### Texto para leitura

A Santa Casa de Araçatuba realizou, neste domingo (19), a sétima captação de múltiplos órgãos para transplantes em 2026. O procedimento foi coordenado pela Equipe Hospitalar de Doação para Transplantes (e-DOT) e contou com o apoio da Força Aérea Brasileira (FAB) e da Guarda Civil Municipal (GCM) de Araçatuba para garantir o transporte dos órgãos destinados a pacientes que aguardam na fila de transplantes.
A doadora foi uma paciente de 70 anos que teve morte encefálica confirmada conforme os protocolos estabelecidos pela legislação brasileira. Após a confirmação do diagnóstico, a família autorizou a doação dos órgãos. A e-DOT não informou a data em que a morte encefálica foi constatada.
Durante o procedimento foram captados o fígado, os dois rins e as córneas. A cirurgia foi concluída por volta das 15h50.

### Material fornecido
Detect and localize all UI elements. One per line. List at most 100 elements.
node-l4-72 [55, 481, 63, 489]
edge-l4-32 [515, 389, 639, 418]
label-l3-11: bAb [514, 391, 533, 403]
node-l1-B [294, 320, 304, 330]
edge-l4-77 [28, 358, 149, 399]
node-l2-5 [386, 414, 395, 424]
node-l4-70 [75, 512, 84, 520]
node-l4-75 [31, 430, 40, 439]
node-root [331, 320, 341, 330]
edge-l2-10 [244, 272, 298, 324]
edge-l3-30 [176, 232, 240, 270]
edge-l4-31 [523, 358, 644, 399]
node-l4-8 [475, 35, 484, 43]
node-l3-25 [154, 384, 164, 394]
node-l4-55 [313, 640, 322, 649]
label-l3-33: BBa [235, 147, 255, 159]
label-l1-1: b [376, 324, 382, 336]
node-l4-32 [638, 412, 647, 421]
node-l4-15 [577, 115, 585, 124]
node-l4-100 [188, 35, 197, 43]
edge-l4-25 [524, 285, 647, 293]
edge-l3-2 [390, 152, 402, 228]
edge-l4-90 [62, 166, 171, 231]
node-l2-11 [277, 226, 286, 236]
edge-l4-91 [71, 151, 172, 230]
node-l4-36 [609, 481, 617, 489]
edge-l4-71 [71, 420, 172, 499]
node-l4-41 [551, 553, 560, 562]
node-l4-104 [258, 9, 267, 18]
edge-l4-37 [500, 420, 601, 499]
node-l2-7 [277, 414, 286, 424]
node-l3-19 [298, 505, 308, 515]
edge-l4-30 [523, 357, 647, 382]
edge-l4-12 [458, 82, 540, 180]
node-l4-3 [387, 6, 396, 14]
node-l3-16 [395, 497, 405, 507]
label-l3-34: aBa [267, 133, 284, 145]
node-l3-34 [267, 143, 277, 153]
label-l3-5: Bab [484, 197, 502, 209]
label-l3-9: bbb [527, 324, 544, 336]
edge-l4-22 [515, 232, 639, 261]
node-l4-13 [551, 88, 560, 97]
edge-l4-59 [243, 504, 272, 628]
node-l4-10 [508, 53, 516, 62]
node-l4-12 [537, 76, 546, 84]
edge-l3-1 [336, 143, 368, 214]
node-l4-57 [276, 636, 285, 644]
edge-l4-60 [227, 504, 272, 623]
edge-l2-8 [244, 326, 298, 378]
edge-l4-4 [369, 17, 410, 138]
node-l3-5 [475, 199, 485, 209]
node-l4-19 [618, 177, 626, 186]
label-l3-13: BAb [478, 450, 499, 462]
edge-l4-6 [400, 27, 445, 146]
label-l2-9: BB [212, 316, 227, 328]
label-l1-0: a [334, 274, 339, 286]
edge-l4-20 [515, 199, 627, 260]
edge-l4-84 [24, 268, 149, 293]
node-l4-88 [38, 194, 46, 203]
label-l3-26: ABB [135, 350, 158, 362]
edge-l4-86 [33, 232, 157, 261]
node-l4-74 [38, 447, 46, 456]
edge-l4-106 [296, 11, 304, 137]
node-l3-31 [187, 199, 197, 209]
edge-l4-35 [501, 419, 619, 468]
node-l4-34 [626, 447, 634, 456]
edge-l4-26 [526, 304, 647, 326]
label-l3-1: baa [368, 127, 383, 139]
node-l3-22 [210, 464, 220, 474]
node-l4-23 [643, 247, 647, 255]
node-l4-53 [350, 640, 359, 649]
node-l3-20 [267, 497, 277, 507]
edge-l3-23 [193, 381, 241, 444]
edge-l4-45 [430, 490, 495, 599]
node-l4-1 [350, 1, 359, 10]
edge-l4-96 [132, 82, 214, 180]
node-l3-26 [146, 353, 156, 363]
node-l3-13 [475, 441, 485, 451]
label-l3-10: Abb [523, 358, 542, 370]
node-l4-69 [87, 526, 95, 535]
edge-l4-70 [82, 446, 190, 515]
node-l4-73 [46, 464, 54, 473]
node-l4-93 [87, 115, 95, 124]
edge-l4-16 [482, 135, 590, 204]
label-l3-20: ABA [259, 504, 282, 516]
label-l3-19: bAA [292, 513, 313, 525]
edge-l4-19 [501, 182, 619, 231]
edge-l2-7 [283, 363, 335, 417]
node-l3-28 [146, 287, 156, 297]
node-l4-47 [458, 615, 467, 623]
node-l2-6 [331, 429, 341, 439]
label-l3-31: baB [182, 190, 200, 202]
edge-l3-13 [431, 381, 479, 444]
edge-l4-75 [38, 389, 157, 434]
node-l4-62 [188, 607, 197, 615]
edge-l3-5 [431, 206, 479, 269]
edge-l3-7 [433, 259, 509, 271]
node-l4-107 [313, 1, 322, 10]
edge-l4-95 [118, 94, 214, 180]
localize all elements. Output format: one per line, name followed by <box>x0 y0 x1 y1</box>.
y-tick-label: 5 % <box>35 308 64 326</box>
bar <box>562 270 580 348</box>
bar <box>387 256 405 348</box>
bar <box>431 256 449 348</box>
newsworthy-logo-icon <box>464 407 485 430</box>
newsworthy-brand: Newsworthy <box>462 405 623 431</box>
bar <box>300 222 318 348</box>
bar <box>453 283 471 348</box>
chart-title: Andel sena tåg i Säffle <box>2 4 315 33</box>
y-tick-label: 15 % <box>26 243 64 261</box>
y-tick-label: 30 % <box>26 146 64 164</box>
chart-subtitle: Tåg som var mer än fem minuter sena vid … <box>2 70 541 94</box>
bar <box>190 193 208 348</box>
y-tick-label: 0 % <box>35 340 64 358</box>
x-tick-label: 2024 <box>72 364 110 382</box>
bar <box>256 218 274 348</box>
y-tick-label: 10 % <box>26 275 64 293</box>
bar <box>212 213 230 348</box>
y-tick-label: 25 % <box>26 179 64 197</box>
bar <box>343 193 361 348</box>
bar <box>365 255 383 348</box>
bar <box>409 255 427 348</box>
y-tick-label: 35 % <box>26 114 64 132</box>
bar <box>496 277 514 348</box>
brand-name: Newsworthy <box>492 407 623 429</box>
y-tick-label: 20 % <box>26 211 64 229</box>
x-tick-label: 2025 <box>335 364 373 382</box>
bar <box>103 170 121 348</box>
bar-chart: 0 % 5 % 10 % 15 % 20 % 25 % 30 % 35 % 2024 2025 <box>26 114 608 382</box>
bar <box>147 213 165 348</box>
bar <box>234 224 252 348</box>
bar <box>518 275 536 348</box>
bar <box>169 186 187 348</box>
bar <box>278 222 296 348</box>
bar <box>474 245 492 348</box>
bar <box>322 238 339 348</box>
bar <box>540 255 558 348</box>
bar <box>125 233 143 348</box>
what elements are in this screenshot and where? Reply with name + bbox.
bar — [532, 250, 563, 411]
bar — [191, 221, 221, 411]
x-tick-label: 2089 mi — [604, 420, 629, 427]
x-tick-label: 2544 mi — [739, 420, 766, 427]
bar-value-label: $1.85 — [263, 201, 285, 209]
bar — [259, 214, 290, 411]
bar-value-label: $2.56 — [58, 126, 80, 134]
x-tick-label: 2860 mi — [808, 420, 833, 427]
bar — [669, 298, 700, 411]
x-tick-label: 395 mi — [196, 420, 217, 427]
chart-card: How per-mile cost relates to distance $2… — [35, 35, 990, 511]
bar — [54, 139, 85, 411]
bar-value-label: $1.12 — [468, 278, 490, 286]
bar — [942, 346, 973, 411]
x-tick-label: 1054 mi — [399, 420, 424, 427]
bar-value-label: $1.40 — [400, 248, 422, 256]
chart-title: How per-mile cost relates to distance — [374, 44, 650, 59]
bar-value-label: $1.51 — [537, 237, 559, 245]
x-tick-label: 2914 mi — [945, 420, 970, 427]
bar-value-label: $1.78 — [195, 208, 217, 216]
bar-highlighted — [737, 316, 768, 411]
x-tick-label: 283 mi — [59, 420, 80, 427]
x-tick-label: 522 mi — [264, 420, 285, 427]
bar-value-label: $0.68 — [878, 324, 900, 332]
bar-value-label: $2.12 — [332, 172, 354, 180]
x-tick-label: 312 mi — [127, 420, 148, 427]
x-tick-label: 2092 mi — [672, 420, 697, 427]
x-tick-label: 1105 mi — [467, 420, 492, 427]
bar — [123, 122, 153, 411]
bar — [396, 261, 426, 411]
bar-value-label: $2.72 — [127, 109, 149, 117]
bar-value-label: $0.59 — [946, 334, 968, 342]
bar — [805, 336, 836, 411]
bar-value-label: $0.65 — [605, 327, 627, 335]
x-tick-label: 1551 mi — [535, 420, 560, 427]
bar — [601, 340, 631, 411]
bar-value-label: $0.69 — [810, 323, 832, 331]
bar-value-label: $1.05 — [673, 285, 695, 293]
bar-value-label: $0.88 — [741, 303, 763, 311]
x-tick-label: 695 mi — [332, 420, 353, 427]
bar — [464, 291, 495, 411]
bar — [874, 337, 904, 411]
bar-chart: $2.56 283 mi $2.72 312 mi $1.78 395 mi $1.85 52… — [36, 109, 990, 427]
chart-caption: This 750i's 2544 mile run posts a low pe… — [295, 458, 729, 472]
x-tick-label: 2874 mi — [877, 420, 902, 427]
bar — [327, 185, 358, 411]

### Ordem de serviço 1
Quais órgãos foram captados, segundo o texto sobre a captação de órgãos na Santa Casa de Araçatuba?
### Ordem de serviço 2
Retome o texto sobre a captação de órgãos na Santa Casa de Araçatuba e dê continuidade a ele a partir do ponto em que termina.
Os registros são um material à parte, independente do texto.

### Resposta 1
O fígado, os dois rins e as córneas.

### Resposta 2
O fígado foi transportado para uma unidade hospitalar da capital paulista em uma aeronave da Força Aérea Brasileira, responsável por agilizar o deslocamento para preservar a viabilidade do órgão. Já os demais órgãos seguiram para centros transplantadores definidos pela Central Estadual de Transplantes, conforme critérios técnicos de compatibilidade e prioridade.
A Guarda Civil Municipal de Araçatuba também participou da operação. Equipes de batedores realizaram a escolta da equipe médica até a Santa Casa e, posteriormente, acompanharam o transporte dos órgãos até o Aeroporto Estadual “Dario Guarita”, garantindo rapidez e segurança no deslocamento.
Segundo a Santa Casa, todos os órgãos captados foram destinados a pacientes compatíveis inscritos na lista única do Sistema Estadual de Transplantes (SET), administrada pela Secretaria de Estado da Saúde de São Paulo. A distribuição segue critérios nacionais e estaduais que levam em consideração fatores como compatibilidade, gravidade do estado clínico e tempo de espera.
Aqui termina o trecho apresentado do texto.